• Supplied material:
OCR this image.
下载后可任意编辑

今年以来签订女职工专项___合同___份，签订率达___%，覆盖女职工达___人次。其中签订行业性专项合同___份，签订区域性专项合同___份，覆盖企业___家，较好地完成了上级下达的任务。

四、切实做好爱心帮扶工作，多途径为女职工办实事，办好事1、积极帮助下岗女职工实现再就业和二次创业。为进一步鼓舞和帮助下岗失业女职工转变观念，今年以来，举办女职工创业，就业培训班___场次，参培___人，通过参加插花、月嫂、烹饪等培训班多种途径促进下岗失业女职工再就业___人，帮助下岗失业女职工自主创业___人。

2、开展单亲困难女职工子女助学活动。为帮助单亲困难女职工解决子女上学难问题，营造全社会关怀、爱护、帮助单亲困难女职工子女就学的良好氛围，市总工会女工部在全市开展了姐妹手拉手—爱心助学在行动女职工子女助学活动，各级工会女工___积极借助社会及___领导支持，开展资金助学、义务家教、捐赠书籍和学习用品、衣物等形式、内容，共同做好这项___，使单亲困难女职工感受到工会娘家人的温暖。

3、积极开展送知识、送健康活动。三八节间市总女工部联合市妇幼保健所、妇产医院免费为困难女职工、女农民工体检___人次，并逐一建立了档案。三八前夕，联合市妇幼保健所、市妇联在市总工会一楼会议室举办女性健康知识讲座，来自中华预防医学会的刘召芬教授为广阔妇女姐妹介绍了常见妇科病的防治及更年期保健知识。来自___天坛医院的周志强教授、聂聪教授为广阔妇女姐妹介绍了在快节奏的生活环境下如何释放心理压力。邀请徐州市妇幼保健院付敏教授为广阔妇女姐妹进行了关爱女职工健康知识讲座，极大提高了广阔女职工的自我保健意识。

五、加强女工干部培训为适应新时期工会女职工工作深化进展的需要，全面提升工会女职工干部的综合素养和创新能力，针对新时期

• Directions:
Output the full listing without altering anything.

• Reply to the exercise:
OCR this image.
下载后可任意编辑

今年以来签订女职工专项___合同___份，签订率达___%，覆盖女职工达___人次。其中签订行业性专项合同___份，签订区域性专项合同___份，覆盖企业___家，较好地完成了上级下达的任务。

四、切实做好爱心帮扶工作，多途径为女职工办实事，办好事1、积极帮助下岗女职工实现再就业和二次创业。为进一步鼓舞和帮助下岗失业女职工转变观念，今年以来，举办女职工创业，就业培训班___场次，参培___人，通过参加插花、月嫂、烹饪等培训班多种途径促进下岗失业女职工再就业___人，帮助下岗失业女职工自主创业___人。

2、开展单亲困难女职工子女助学活动。为帮助单亲困难女职工解决子女上学难问题，营造全社会关怀、爱护、帮助单亲困难女职工子女就学的良好氛围，市总工会女工部在全市开展了姐妹手拉手—爱心助学在行动女职工子女助学活动，各级工会女工___积极借助社会及___领导支持，开展资金助学、义务家教、捐赠书籍和学习用品、衣物等形式、内容，共同做好这项___，使单亲困难女职工感受到工会娘家人的温暖。

3、积极开展送知识、送健康活动。三八节间市总女工部联合市妇幼保健所、妇产医院免费为困难女职工、女农民工体检___人次，并逐一建立了档案。三八前夕，联合市妇幼保健所、市妇联在市总工会一楼会议室举办女性健康知识讲座，来自中华预防医学会的刘召芬教授为广阔妇女姐妹介绍了常见妇科病的防治及更年期保健知识。来自___天坛医院的周志强教授、聂聪教授为广阔妇女姐妹介绍了在快节奏的生活环境下如何释放心理压力。邀请徐州市妇幼保健院付敏教授为广阔妇女姐妹进行了关爱女职工健康知识讲座，极大提高了广阔女职工的自我保健意识。

五、加强女工干部培训为适应新时期工会女职工工作深化进展的需要，全面提升工会女职工干部的综合素养和创新能力，针对新时期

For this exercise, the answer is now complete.